Stored items:

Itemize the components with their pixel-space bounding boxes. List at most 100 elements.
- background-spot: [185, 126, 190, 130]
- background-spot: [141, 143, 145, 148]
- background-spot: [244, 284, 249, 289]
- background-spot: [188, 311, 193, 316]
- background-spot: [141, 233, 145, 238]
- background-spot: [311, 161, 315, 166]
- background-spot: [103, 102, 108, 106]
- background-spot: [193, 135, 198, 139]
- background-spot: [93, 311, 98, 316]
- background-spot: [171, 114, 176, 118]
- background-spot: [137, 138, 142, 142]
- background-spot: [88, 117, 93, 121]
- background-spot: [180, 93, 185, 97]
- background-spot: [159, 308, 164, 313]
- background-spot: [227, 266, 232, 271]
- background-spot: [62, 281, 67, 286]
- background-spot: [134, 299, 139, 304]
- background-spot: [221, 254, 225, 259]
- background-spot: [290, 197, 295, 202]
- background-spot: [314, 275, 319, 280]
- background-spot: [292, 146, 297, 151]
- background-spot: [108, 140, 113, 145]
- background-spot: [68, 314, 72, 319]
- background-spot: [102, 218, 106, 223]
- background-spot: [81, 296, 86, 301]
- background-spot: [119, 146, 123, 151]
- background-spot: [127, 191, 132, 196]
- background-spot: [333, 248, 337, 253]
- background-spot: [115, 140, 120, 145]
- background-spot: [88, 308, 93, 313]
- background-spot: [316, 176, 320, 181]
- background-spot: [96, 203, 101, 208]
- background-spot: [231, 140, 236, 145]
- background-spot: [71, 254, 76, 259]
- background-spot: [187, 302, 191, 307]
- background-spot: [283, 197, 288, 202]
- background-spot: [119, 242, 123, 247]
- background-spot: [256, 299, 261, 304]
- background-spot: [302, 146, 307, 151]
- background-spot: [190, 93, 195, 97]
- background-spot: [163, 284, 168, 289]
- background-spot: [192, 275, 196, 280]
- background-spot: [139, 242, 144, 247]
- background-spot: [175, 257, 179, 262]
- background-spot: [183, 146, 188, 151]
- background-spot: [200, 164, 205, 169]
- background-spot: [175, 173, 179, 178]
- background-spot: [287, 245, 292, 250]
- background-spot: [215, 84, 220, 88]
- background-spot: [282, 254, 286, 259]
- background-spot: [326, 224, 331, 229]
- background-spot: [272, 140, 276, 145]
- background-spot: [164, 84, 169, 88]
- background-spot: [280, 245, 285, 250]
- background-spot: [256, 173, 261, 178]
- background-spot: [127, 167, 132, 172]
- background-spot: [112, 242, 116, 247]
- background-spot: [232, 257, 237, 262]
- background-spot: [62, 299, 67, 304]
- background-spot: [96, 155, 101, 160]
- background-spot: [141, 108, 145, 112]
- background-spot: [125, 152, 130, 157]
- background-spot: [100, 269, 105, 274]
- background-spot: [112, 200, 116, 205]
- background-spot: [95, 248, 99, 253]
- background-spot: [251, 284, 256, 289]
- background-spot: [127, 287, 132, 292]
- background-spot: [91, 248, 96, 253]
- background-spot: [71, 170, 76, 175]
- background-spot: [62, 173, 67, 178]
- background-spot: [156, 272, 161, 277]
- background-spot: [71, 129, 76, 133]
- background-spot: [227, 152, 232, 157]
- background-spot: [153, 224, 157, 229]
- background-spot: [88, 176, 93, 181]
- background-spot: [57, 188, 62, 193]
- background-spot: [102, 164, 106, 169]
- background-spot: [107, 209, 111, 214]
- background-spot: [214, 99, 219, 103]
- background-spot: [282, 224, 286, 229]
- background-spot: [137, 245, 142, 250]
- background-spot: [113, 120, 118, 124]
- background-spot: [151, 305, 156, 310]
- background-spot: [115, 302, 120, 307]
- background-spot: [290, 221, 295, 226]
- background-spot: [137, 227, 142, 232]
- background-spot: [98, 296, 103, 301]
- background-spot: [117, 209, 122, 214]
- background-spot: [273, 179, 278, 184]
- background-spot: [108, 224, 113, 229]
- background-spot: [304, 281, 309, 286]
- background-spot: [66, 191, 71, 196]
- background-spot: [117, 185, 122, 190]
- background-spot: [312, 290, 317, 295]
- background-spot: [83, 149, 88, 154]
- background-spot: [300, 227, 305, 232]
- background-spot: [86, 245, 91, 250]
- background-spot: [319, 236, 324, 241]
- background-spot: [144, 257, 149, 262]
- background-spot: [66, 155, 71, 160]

● **INSTRUCTIONS TO FOLLOW**
Rewrite the items from the first line through the line containing "- background-spot: [333, 248, 337, 253]", renaming every "background-spot" as "background-dot" and leaving everything else unchanged.

● **RESULT OF THE TASK**
Itemize the components with their pixel-space bounding boxes. List at most 100 elements.
- background-dot: [185, 126, 190, 130]
- background-dot: [141, 143, 145, 148]
- background-dot: [244, 284, 249, 289]
- background-dot: [188, 311, 193, 316]
- background-dot: [141, 233, 145, 238]
- background-dot: [311, 161, 315, 166]
- background-dot: [103, 102, 108, 106]
- background-dot: [193, 135, 198, 139]
- background-dot: [93, 311, 98, 316]
- background-dot: [171, 114, 176, 118]
- background-dot: [137, 138, 142, 142]
- background-dot: [88, 117, 93, 121]
- background-dot: [180, 93, 185, 97]
- background-dot: [159, 308, 164, 313]
- background-dot: [227, 266, 232, 271]
- background-dot: [62, 281, 67, 286]
- background-dot: [134, 299, 139, 304]
- background-dot: [221, 254, 225, 259]
- background-dot: [290, 197, 295, 202]
- background-dot: [314, 275, 319, 280]
- background-dot: [292, 146, 297, 151]
- background-dot: [108, 140, 113, 145]
- background-dot: [68, 314, 72, 319]
- background-dot: [102, 218, 106, 223]
- background-dot: [81, 296, 86, 301]
- background-dot: [119, 146, 123, 151]
- background-dot: [127, 191, 132, 196]
- background-dot: [333, 248, 337, 253]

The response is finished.